WRITTEN REQUEST: Copy nothing but the text: repeat each entry exactly and drop the images.

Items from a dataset

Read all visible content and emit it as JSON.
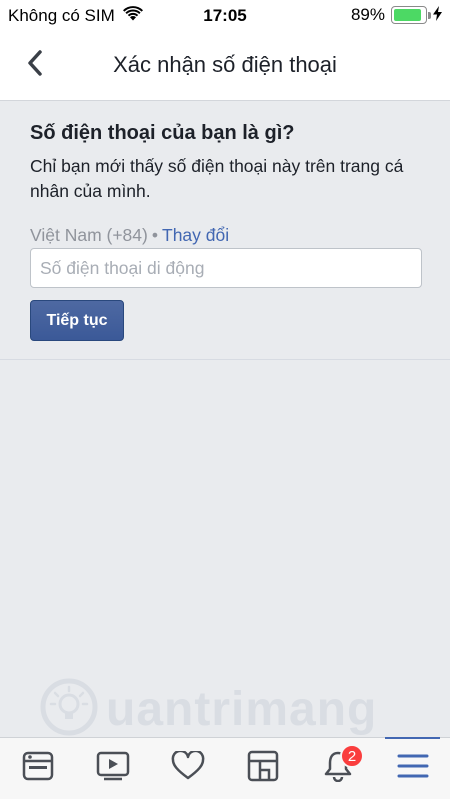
{
  "status_bar": {
    "carrier": "Không có SIM",
    "time": "17:05",
    "battery": "89%",
    "battery_level": 0.89,
    "colors": {
      "battery_fill": "#4cd964"
    }
  },
  "nav": {
    "title": "Xác nhận số điện thoại",
    "back_icon": "chevron-left-icon"
  },
  "form": {
    "heading": "Số điện thoại của bạn là gì?",
    "description": "Chỉ bạn mới thấy số điện thoại này trên trang cá nhân của mình.",
    "country": "Việt Nam (+84)",
    "separator": "•",
    "change_link": "Thay đổi",
    "phone_placeholder": "Số điện thoại di động",
    "phone_value": "",
    "continue_label": "Tiếp tục",
    "colors": {
      "button": "#4267b2",
      "link": "#4267b2"
    }
  },
  "watermark": {
    "text": "uantrimang"
  },
  "tab_bar": {
    "tabs": [
      {
        "name": "news-feed",
        "icon": "news-feed-icon"
      },
      {
        "name": "video",
        "icon": "video-play-icon"
      },
      {
        "name": "dating",
        "icon": "heart-icon"
      },
      {
        "name": "marketplace",
        "icon": "marketplace-icon"
      },
      {
        "name": "notifications",
        "icon": "bell-icon",
        "badge": "2"
      },
      {
        "name": "menu",
        "icon": "hamburger-menu-icon",
        "active": true
      }
    ],
    "badge_color": "#fa3e3e"
  }
}
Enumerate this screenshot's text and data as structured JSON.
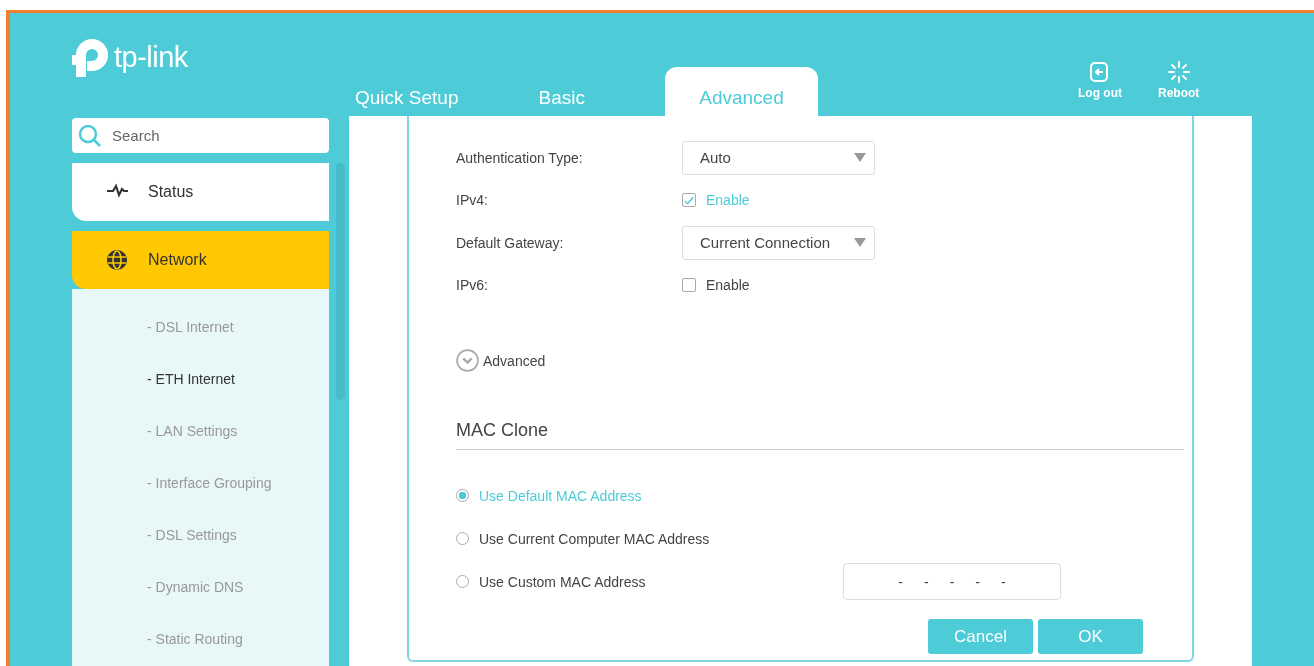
{
  "header": {
    "logo_text": "tp-link",
    "tabs": [
      {
        "label": "Quick Setup",
        "selected": false
      },
      {
        "label": "Basic",
        "selected": false
      },
      {
        "label": "Advanced",
        "selected": true
      }
    ],
    "actions": [
      {
        "label": "Log out",
        "kind": "logout"
      },
      {
        "label": "Reboot",
        "kind": "reboot"
      }
    ]
  },
  "sidebar": {
    "search": {
      "placeholder": "Search"
    },
    "items": [
      {
        "label": "Status",
        "kind": "status",
        "selected": false
      },
      {
        "label": "Network",
        "kind": "network",
        "selected": true,
        "children": [
          {
            "label": "- DSL Internet",
            "selected": false
          },
          {
            "label": "- ETH Internet",
            "selected": true
          },
          {
            "label": "- LAN Settings",
            "selected": false
          },
          {
            "label": "- Interface Grouping",
            "selected": false
          },
          {
            "label": "- DSL Settings",
            "selected": false
          },
          {
            "label": "- Dynamic DNS",
            "selected": false
          },
          {
            "label": "- Static Routing",
            "selected": false
          }
        ]
      }
    ]
  },
  "form": {
    "rows": [
      {
        "kind": "select",
        "label": "Authentication Type:",
        "value": "Auto"
      },
      {
        "kind": "checkbox",
        "label": "IPv4:",
        "option": "Enable",
        "checked": true
      },
      {
        "kind": "select",
        "label": "Default Gateway:",
        "value": "Current Connection"
      },
      {
        "kind": "checkbox",
        "label": "IPv6:",
        "option": "Enable",
        "checked": false
      }
    ],
    "advanced_toggle": {
      "label": "Advanced",
      "expanded": false
    },
    "mac_clone": {
      "title": "MAC Clone",
      "options": [
        {
          "label": "Use Default MAC Address",
          "selected": true
        },
        {
          "label": "Use Current Computer MAC Address",
          "selected": false
        },
        {
          "label": "Use Custom MAC Address",
          "selected": false
        }
      ],
      "mac_field": {
        "separators": [
          "-",
          "-",
          "-",
          "-",
          "-"
        ]
      }
    },
    "buttons": [
      "Cancel",
      "OK"
    ]
  }
}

THE REPLY:
Read all visible content and emit it as JSON.
{
  "status_bar": {
    "carrier": "Không có SIM",
    "time": "17:05",
    "battery": "89%",
    "battery_level": 0.89,
    "colors": {
      "battery_fill": "#4cd964"
    }
  },
  "nav": {
    "title": "Xác nhận số điện thoại",
    "back_icon": "chevron-left-icon"
  },
  "form": {
    "heading": "Số điện thoại của bạn là gì?",
    "description": "Chỉ bạn mới thấy số điện thoại này trên trang cá nhân của mình.",
    "country": "Việt Nam (+84)",
    "separator": "•",
    "change_link": "Thay đổi",
    "phone_placeholder": "Số điện thoại di động",
    "phone_value": "",
    "continue_label": "Tiếp tục",
    "colors": {
      "button": "#4267b2",
      "link": "#4267b2"
    }
  },
  "watermark": {
    "text": "uantrimang"
  },
  "tab_bar": {
    "tabs": [
      {
        "name": "news-feed",
        "icon": "news-feed-icon"
      },
      {
        "name": "video",
        "icon": "video-play-icon"
      },
      {
        "name": "dating",
        "icon": "heart-icon"
      },
      {
        "name": "marketplace",
        "icon": "marketplace-icon"
      },
      {
        "name": "notifications",
        "icon": "bell-icon",
        "badge": "2"
      },
      {
        "name": "menu",
        "icon": "hamburger-menu-icon",
        "active": true
      }
    ],
    "badge_color": "#fa3e3e"
  }
}
Enumerate this screenshot's text and data as structured JSON.
{
  "header": {
    "logo_text": "tp-link",
    "tabs": [
      {
        "label": "Quick Setup",
        "selected": false
      },
      {
        "label": "Basic",
        "selected": false
      },
      {
        "label": "Advanced",
        "selected": true
      }
    ],
    "actions": [
      {
        "label": "Log out",
        "kind": "logout"
      },
      {
        "label": "Reboot",
        "kind": "reboot"
      }
    ]
  },
  "sidebar": {
    "search": {
      "placeholder": "Search"
    },
    "items": [
      {
        "label": "Status",
        "kind": "status",
        "selected": false
      },
      {
        "label": "Network",
        "kind": "network",
        "selected": true,
        "children": [
          {
            "label": "- DSL Internet",
            "selected": false
          },
          {
            "label": "- ETH Internet",
            "selected": true
          },
          {
            "label": "- LAN Settings",
            "selected": false
          },
          {
            "label": "- Interface Grouping",
            "selected": false
          },
          {
            "label": "- DSL Settings",
            "selected": false
          },
          {
            "label": "- Dynamic DNS",
            "selected": false
          },
          {
            "label": "- Static Routing",
            "selected": false
          }
        ]
      }
    ]
  },
  "form": {
    "rows": [
      {
        "kind": "select",
        "label": "Authentication Type:",
        "value": "Auto"
      },
      {
        "kind": "checkbox",
        "label": "IPv4:",
        "option": "Enable",
        "checked": true
      },
      {
        "kind": "select",
        "label": "Default Gateway:",
        "value": "Current Connection"
      },
      {
        "kind": "checkbox",
        "label": "IPv6:",
        "option": "Enable",
        "checked": false
      }
    ],
    "advanced_toggle": {
      "label": "Advanced",
      "expanded": false
    },
    "mac_clone": {
      "title": "MAC Clone",
      "options": [
        {
          "label": "Use Default MAC Address",
          "selected": true
        },
        {
          "label": "Use Current Computer MAC Address",
          "selected": false
        },
        {
          "label": "Use Custom MAC Address",
          "selected": false
        }
      ],
      "mac_field": {
        "separators": [
          "-",
          "-",
          "-",
          "-",
          "-"
        ]
      }
    },
    "buttons": [
      "Cancel",
      "OK"
    ]
  }
}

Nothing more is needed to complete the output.